BEGIN Data for the task

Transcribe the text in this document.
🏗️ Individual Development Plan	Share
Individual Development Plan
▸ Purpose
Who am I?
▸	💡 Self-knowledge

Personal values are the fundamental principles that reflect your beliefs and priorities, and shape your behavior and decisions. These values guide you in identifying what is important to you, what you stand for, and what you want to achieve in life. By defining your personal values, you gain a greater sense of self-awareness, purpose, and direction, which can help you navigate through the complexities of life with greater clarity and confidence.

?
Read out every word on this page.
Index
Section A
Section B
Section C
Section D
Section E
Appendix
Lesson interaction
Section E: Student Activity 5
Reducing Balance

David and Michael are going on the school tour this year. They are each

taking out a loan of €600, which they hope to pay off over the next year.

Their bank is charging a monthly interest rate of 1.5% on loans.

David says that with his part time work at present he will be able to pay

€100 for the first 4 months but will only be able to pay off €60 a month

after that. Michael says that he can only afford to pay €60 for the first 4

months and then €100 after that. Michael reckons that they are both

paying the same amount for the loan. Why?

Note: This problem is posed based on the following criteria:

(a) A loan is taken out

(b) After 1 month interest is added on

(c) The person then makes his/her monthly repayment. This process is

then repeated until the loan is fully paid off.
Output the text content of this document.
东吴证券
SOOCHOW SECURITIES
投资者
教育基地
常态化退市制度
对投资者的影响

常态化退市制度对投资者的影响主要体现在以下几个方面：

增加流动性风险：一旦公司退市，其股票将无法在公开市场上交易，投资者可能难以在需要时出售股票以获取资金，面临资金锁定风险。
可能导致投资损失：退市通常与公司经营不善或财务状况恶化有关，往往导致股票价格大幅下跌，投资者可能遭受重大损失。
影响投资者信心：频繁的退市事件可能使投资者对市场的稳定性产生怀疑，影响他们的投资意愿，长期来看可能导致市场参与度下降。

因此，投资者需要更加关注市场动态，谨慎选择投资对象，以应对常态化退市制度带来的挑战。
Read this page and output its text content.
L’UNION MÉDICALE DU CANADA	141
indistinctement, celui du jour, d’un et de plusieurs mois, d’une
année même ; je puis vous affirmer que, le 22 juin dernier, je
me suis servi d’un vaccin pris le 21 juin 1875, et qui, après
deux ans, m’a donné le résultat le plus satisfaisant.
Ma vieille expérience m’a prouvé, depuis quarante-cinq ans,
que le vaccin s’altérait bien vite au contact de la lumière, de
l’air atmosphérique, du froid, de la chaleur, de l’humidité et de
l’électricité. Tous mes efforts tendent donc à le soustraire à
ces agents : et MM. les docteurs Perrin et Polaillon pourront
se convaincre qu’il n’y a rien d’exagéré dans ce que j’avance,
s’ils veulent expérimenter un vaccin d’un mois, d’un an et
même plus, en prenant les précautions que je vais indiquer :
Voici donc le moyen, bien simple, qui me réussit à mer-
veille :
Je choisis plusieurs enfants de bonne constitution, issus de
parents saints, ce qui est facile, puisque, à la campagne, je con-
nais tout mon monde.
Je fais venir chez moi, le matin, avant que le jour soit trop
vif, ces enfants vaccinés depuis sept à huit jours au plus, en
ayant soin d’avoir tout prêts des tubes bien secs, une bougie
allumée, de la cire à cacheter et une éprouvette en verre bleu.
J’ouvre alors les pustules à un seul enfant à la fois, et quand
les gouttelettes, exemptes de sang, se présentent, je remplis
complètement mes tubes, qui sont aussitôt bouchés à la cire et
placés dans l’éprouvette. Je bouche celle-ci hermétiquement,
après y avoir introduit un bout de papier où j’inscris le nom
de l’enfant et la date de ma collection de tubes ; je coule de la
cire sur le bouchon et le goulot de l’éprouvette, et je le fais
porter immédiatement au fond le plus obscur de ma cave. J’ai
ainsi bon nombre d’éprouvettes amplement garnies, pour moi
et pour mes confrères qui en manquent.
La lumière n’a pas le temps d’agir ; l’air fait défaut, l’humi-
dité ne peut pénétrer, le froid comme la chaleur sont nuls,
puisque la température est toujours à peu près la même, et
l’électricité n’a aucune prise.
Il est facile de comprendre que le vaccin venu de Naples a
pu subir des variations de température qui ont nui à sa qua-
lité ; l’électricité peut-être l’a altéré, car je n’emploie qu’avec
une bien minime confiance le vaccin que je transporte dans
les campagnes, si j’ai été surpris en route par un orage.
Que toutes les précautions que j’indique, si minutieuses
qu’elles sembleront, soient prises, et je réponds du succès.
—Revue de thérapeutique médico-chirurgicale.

END Data for the task

[Task details]: Which lines hold the string "able"? List them all.

[Answer to this problem]:
David says that with his part time work at present he will be able to pay
€100 for the first 4 months but will only be able to pay off €60 a month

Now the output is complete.